→ Prompt A: Update the records starting at the line that contains "Where is each" and stopping after the line that contains "y-tick-label: 0,2: [104, 294, 120, 309]": swap "x-tick-label" for "x-axis-tick" and keep everything else identical.

→ Excerpt:
■ ■ ■

Chapter 2: More Advanced Calculator

!use crate::exprtrees::*;
!use crate::exprtrees::Expr::*;
!use rustlr::LBox;
!/* anything on a ! line is injected verbatim into the parser */

absyntype Expr
nonterminal E
nonterminal ES
terminal + - * / ( ) ;
terminal int
topsym ES
resync ;

left * 500
left / 500
left + 400
left - 400

E --> int:@Val(m)@ {Val(m)}
E --> E:e1 + E:e2 { Plus(parser.lb(e1),parser.lb(e2)) }
E --> E:e1 - E:e2 { Minus(parser.lb(e1),parser.lb(e2)) }
E --> E:e1 / E:e2 { Divide(parser.lb(e1),parser.lb(e2)) }
E --> E:e1 * E:e2 { Times(parser.lb(e1),parser.lb(e2)) }
E --> - E:e { Negative(parser.lb(e)) }
E --> ( E:e )  { e }
ES --> E:n ; { Seq(vec![parser.lb(n)]) }
ES ==> ES:@Seq(mut v)@  E:e ;  {
   v.push(parser.lb(e));
   Seq(v)
 } <==

# ==> and <== are required for rules spanning multiple lines

EOF

In the second chapter of this tutorial, we redo the calculator example and introduce a more complete set of features of Rustlr. This grammar differs from the first in the following principal ways

The grammar is ambiguous. There are shift-reduce conflicts from the pure grammar that are resolved using operator precedence and associativity rules as evidenced by declarations such as left * 500. A terminal symbol that's to be used as an operator can be declared as left or right associative and a positive integer defines the precedence level. Each grammar production rule is also assigned a precedence, which is the same as the highest precedence among the symbols on the right-hand side of the grammar. A lookahead symbol with a higher precendence than the rule, or a right-associative lookhead, will result in a shift instead of reduce. (It is recommended that precedence levels greater than 100 are used for now, due to some internal matters that should be fixed soon).

Speaking of grammar ambiguity, rustlr also resolves reduces-reduces conflicts by always favoring the first rule that appears in the grammar, although a warning is always printed regardless of trace level.

■ ■ ■

→ Recorded information:
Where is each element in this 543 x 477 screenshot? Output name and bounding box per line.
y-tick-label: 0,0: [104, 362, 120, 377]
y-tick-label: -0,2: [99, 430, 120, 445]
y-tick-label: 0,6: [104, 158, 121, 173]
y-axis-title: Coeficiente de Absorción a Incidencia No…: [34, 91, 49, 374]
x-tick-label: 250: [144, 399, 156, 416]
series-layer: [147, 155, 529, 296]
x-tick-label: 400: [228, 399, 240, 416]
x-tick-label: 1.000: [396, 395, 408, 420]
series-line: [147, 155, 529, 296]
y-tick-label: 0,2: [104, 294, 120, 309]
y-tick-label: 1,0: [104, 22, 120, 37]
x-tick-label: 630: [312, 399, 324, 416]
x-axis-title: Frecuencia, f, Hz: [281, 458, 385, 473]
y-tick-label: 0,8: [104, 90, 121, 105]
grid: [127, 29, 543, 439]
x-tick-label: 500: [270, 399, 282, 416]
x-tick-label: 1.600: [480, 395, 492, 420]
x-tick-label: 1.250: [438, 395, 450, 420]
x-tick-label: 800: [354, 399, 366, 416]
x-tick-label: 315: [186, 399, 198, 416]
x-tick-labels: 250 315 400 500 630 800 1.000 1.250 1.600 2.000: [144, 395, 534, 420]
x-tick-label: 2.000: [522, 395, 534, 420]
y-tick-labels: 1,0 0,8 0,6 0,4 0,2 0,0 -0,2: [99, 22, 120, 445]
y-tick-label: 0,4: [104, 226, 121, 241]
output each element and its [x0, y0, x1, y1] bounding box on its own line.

■ ■ ■

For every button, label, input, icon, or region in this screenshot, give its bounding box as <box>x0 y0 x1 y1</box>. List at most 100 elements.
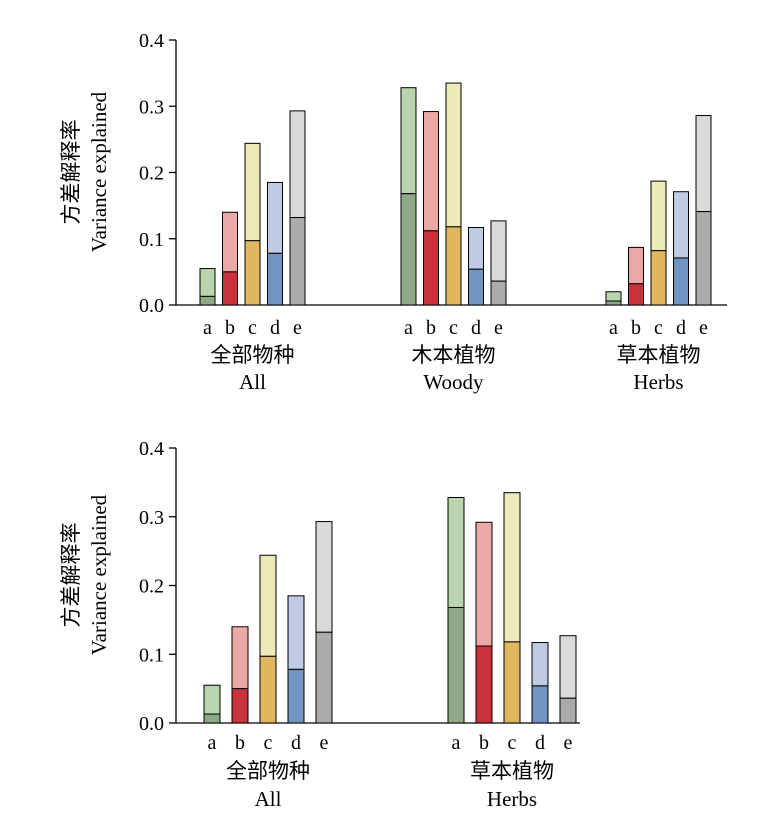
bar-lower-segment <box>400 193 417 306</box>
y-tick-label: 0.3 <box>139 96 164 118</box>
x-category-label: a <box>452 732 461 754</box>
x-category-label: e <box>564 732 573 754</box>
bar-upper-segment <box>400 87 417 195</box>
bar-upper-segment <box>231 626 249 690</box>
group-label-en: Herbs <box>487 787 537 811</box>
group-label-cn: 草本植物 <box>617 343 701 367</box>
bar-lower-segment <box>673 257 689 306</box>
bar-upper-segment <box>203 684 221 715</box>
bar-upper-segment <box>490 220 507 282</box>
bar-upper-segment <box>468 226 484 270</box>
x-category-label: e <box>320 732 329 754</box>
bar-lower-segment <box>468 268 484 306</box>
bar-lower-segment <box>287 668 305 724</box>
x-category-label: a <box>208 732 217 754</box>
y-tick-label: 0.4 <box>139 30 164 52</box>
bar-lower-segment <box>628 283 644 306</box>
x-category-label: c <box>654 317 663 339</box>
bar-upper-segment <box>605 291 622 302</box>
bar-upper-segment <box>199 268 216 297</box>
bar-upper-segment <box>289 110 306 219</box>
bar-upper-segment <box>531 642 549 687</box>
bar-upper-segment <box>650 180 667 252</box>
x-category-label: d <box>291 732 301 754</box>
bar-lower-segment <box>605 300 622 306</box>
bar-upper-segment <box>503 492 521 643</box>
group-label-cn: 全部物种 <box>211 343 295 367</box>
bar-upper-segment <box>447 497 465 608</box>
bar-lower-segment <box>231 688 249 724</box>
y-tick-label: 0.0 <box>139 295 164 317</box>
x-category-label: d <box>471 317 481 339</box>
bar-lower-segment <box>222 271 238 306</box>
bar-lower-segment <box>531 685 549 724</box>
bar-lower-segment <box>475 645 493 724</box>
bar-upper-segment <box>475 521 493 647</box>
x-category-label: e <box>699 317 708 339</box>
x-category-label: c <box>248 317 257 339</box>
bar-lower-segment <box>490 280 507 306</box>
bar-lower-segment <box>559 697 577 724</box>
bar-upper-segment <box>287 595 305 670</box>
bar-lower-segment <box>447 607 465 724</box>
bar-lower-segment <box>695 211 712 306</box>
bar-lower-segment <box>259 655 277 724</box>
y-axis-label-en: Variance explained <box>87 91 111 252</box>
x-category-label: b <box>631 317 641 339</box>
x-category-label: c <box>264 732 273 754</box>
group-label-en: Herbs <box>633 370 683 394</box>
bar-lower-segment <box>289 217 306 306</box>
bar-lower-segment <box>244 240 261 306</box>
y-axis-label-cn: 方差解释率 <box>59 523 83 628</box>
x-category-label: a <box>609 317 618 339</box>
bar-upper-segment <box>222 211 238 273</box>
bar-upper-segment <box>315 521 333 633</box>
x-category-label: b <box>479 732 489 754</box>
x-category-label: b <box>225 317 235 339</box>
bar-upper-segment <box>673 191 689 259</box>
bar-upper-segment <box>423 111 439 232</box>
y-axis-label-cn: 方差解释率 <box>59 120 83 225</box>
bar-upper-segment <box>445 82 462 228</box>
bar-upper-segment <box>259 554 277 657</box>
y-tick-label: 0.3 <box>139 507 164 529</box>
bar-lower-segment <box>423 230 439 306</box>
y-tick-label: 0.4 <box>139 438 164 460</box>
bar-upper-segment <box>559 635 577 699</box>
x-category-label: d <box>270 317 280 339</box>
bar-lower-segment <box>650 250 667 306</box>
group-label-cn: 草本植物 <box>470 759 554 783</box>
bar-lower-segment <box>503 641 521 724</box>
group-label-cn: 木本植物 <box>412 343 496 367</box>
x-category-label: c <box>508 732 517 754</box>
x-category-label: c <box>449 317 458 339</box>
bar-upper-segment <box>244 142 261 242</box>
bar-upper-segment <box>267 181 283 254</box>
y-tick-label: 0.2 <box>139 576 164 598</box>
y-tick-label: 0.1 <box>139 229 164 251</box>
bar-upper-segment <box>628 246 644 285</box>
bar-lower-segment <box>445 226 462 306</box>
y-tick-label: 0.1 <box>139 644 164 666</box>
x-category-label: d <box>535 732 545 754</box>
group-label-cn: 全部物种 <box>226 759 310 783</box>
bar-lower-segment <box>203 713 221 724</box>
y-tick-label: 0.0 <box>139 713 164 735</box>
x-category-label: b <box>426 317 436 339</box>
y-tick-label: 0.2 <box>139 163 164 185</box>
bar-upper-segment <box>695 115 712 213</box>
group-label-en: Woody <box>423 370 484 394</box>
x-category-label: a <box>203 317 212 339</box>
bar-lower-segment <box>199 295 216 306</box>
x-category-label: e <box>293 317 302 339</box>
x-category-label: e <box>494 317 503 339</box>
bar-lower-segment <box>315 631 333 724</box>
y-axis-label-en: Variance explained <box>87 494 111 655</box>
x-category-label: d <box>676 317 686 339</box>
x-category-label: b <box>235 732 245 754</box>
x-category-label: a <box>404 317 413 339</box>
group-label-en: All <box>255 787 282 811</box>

■ ■ ■

→ Prompt B: From the calculator tutorial, extract the passage that begins at the words "The grammar is" and stops after "be fixed soon).", copying it character for character.

→ Answer A:
Where is each element in this 543 x 477 screenshot? Output name and bounding box per line.
y-tick-label: 0,0: [104, 362, 120, 377]
y-tick-label: -0,2: [99, 430, 120, 445]
y-tick-label: 0,6: [104, 158, 121, 173]
y-axis-title: Coeficiente de Absorción a Incidencia No…: [34, 91, 49, 374]
x-axis-tick: 250: [144, 399, 156, 416]
series-layer: [147, 155, 529, 296]
x-axis-tick: 400: [228, 399, 240, 416]
x-axis-tick: 1.000: [396, 395, 408, 420]
series-line: [147, 155, 529, 296]
y-tick-label: 0,2: [104, 294, 120, 309]

→ Answer B:
The grammar is ambiguous. There are shift-reduce conflicts from the pure grammar that are resolved using operator precedence and associativity rules as evidenced by declarations such as left * 500. A terminal symbol that's to be used as an operator can be declared as left or right associative and a positive integer defines the precedence level. Each grammar production rule is also assigned a precedence, which is the same as the highest precedence among the symbols on the right-hand side of the grammar. A lookahead symbol with a higher precendence than the rule, or a right-associative lookhead, will result in a shift instead of reduce. (It is recommended that precedence levels greater than 100 are used for now, due to some internal matters that should be fixed soon).